__REQUIREMENTS__. Look for "Kowal" in each line of the entries, and return the matching lines.

[Saved data entries]
• • • •
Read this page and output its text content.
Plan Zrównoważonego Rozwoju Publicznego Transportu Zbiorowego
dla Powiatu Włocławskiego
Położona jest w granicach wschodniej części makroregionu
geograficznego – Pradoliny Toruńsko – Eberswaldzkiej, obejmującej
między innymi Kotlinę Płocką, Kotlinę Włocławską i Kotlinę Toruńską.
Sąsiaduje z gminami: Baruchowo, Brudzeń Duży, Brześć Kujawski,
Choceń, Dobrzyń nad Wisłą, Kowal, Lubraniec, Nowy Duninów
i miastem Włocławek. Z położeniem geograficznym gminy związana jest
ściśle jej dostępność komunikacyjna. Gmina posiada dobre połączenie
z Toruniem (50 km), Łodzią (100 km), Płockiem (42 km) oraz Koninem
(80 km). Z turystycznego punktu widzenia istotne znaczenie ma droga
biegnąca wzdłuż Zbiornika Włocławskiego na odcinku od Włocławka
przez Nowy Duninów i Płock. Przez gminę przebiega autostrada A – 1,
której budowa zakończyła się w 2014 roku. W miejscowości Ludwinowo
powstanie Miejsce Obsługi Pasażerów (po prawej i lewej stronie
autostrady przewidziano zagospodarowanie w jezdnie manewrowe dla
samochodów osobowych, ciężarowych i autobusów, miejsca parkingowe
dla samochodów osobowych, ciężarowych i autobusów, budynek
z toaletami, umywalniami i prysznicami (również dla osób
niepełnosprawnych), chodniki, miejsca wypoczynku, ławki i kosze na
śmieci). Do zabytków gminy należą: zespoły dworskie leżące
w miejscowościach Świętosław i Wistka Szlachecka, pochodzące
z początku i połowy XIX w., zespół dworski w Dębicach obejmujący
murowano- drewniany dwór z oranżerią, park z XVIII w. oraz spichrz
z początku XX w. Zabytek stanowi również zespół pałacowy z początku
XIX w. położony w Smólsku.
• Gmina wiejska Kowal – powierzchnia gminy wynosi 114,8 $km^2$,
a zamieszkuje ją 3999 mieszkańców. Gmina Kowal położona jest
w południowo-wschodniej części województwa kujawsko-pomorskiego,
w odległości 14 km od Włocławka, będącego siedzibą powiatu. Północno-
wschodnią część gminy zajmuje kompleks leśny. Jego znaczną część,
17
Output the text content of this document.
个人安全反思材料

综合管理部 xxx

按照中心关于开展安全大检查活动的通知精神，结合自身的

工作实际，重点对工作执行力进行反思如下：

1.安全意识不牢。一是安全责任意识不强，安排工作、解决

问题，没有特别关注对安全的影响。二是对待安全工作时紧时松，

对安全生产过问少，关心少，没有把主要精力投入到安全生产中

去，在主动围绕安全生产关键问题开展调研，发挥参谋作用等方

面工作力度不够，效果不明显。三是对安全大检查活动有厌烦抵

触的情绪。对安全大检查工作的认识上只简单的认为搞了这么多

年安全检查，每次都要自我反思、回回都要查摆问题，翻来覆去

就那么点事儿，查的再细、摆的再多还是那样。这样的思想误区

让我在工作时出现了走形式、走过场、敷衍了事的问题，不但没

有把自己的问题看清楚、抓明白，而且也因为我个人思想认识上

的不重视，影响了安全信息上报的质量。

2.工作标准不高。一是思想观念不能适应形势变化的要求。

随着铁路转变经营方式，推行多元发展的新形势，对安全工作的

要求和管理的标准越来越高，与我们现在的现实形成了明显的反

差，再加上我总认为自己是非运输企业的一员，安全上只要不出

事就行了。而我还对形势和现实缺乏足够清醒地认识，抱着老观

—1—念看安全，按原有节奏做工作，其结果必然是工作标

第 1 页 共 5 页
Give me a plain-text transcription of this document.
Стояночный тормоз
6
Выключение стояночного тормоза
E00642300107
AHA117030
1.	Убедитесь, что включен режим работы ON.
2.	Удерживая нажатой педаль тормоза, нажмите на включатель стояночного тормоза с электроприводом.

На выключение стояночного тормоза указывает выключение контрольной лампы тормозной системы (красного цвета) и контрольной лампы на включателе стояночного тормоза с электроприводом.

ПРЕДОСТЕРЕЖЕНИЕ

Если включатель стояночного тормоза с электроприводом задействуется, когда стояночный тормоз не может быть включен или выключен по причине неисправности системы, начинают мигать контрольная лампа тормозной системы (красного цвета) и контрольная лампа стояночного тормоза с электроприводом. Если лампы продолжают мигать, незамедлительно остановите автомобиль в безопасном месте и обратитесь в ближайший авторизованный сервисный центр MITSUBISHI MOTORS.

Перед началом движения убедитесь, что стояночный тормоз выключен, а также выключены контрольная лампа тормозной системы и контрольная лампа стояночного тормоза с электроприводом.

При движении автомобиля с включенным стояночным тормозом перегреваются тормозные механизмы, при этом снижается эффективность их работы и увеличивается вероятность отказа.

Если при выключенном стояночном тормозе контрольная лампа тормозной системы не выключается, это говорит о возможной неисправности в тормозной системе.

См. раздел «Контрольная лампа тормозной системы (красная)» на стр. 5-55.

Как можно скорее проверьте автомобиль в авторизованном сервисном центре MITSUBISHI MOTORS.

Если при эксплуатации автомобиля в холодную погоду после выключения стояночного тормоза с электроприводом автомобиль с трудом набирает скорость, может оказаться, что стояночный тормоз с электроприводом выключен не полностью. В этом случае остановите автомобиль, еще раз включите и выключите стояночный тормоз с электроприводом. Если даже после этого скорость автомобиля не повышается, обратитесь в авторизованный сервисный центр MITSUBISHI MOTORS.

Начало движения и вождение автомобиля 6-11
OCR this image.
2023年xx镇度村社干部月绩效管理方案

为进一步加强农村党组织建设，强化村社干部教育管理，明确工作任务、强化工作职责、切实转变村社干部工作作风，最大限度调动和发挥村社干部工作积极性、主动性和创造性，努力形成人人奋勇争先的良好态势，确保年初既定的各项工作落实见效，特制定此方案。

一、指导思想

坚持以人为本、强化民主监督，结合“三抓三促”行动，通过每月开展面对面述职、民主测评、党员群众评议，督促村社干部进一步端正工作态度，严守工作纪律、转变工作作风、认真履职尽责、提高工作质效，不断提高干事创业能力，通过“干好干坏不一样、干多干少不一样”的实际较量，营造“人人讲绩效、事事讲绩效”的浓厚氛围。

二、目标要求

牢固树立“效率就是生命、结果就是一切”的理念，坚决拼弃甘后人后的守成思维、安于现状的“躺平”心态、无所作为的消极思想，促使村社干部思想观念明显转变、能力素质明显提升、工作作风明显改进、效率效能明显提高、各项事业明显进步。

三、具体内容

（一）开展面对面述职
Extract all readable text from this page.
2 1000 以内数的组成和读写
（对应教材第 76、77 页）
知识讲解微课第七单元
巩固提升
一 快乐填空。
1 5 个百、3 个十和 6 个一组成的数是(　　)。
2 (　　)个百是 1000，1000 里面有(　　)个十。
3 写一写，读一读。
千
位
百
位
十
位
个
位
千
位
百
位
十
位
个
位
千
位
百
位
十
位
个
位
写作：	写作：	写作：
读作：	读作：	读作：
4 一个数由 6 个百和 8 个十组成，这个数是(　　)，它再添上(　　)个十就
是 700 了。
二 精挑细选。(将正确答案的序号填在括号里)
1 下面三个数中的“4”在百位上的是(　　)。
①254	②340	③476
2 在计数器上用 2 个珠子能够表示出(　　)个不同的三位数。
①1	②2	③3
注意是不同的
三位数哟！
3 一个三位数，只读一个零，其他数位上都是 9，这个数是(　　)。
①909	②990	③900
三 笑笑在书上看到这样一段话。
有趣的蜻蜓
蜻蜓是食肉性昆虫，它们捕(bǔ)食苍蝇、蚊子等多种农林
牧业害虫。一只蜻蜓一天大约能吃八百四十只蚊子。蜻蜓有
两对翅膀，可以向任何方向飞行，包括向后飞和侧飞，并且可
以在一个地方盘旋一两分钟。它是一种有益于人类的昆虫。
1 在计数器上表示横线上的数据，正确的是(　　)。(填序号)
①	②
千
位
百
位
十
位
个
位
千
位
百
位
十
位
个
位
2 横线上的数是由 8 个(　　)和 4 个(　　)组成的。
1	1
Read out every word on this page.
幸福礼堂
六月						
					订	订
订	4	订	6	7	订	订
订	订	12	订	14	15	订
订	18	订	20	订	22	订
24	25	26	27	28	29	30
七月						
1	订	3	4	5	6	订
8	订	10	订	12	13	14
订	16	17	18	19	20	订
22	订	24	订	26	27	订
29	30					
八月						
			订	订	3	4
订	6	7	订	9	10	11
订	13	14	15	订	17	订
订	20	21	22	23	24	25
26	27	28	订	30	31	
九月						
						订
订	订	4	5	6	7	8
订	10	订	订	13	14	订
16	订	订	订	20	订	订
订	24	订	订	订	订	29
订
• • • •
__COMPLETE OUTPUT__.
Choceń, Dobrzyń nad Wisłą, Kowal, Lubraniec, Nowy Duninów
• Gmina wiejska Kowal – powierzchnia gminy wynosi 114,8 $km^2$,
a zamieszkuje ją 3999 mieszkańców. Gmina Kowal położona jest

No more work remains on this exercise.